▶ _WHAT THIS TASK INVOLVES_
From the listing below, select every line where the word "objects" appears.

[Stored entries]
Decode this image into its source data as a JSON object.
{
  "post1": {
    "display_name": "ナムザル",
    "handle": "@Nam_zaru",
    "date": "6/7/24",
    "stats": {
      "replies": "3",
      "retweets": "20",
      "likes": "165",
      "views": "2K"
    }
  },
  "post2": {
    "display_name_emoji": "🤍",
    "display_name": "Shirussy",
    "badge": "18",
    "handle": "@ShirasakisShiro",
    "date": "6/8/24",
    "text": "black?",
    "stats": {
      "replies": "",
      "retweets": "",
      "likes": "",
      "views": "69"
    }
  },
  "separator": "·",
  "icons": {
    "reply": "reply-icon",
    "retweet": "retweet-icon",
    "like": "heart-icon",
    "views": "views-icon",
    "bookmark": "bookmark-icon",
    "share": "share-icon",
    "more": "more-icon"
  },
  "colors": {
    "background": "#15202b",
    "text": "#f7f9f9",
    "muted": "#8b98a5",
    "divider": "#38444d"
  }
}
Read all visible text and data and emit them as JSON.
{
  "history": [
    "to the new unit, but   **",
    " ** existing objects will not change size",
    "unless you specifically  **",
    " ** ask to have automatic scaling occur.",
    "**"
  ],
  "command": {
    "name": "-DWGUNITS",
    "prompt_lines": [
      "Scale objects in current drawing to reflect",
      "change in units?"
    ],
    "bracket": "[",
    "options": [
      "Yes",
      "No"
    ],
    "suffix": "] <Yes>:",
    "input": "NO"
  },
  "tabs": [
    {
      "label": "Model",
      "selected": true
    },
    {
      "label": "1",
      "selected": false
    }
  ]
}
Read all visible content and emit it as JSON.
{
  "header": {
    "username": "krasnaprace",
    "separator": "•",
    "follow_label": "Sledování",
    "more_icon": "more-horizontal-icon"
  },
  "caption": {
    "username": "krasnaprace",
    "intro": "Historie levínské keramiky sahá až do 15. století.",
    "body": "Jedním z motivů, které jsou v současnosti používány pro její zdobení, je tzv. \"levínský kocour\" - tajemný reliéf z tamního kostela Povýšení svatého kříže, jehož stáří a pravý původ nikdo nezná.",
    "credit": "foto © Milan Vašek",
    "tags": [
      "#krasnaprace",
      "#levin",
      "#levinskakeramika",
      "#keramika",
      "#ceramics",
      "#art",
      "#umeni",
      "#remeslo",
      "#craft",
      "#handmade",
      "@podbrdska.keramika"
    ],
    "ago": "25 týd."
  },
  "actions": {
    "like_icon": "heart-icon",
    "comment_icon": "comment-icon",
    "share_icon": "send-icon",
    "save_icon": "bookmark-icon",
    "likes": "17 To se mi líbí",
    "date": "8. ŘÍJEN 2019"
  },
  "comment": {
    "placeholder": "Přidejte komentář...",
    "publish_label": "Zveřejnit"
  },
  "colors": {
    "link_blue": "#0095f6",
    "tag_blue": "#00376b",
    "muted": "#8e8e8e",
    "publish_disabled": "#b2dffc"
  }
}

▶ _ANSWER FOR THIS EXERCISE_
    " ** existing objects will not change size",
      "Scale objects in current drawing to reflect",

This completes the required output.